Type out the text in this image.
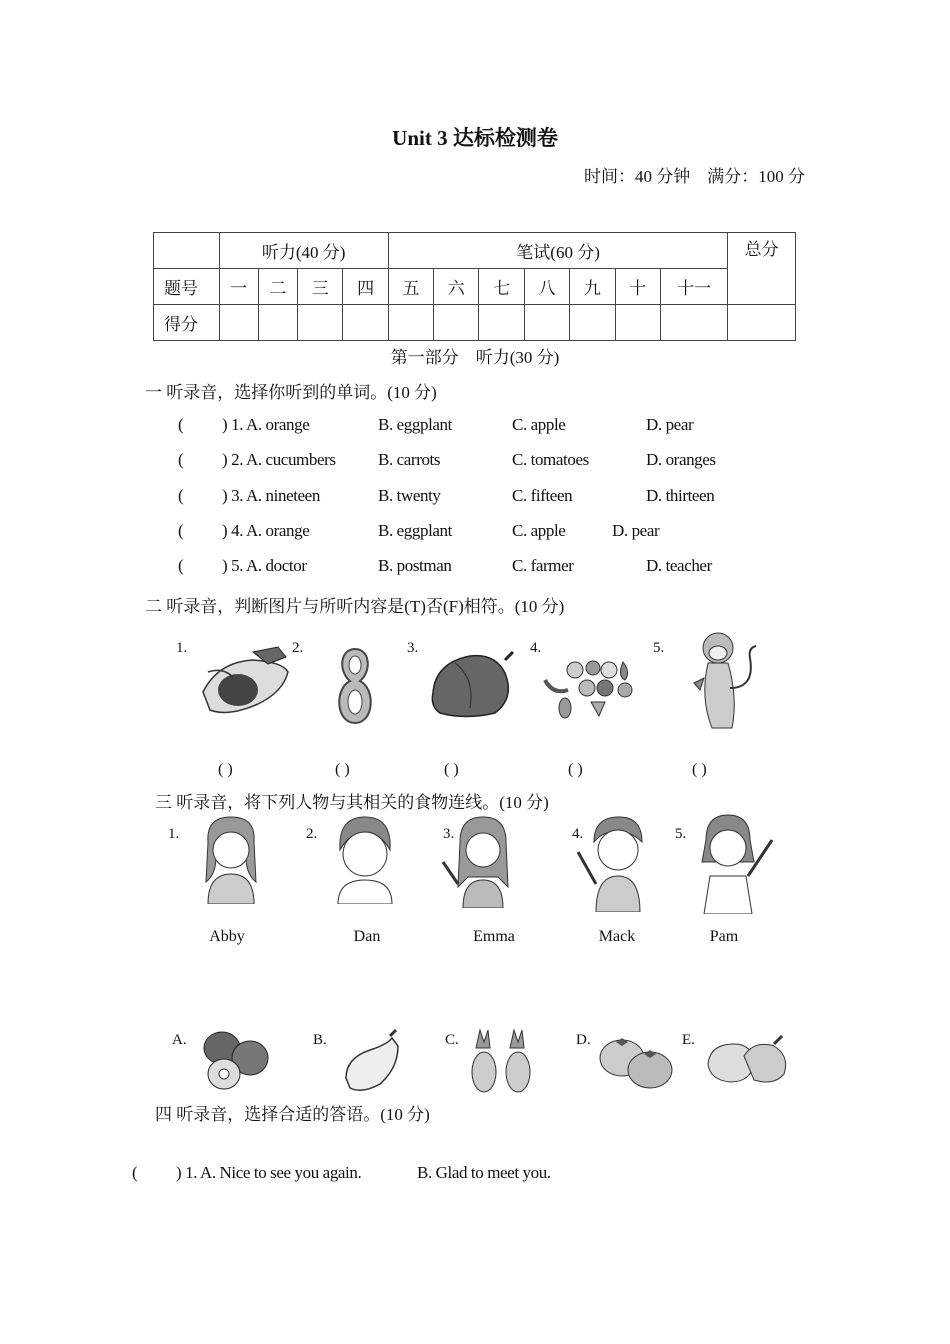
Unit 3 达标检测卷
时间：40 分钟　满分：100 分
	听力(40 分)				笔试(60 分)							总分
题号	一	二	三	四	五	六	七	八	九	十	十一	
得分												
第一部分　听力(30 分)
一 听录音，选择你听到的单词。(10 分)
( ) 1. A. orange	B. eggplant	C. apple	D. pear
( ) 2. A. cucumbers B. carrots	C. tomatoes	D. oranges
( ) 3. A. nineteen	B. twenty	C. fifteen	D. thirteen
( ) 4. A. orange	B. eggplant	C. apple	D. pear
( ) 5. A. doctor	B. postman	C. farmer	D. teacher
二 听录音，判断图片与所听内容是(T)否(F)相符。(10 分)
1.	2.	3.	4.	5.
( )	( )	( )	( )	( )
三 听录音，将下列人物与其相关的食物连线。(10 分)
1.	2.	3.	4.	5.
Abby	Dan	Emma	Mack	Pam
A.	B.	C.	D.	E.
四 听录音，选择合适的答语。(10 分)
( ) 1. A. Nice to see you again.	B. Glad to meet you.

——————————

Task details: Reproduce the records verbatim, omitting all images they contain.

Full answer:
Type out the text in this image.
Unit 3 达标检测卷
时间：40 分钟　满分：100 分
	听力(40 分)				笔试(60 分)							总分
题号	一	二	三	四	五	六	七	八	九	十	十一	
得分												
第一部分　听力(30 分)
一 听录音，选择你听到的单词。(10 分)
( ) 1. A. orange	B. eggplant	C. apple	D. pear
( ) 2. A. cucumbers B. carrots	C. tomatoes	D. oranges
( ) 3. A. nineteen	B. twenty	C. fifteen	D. thirteen
( ) 4. A. orange	B. eggplant	C. apple	D. pear
( ) 5. A. doctor	B. postman	C. farmer	D. teacher
二 听录音，判断图片与所听内容是(T)否(F)相符。(10 分)
1.	2.	3.	4.	5.
( )	( )	( )	( )	( )
三 听录音，将下列人物与其相关的食物连线。(10 分)
1.	2.	3.	4.	5.
Abby	Dan	Emma	Mack	Pam
A.	B.	C.	D.	E.
四 听录音，选择合适的答语。(10 分)
( ) 1. A. Nice to see you again.	B. Glad to meet you.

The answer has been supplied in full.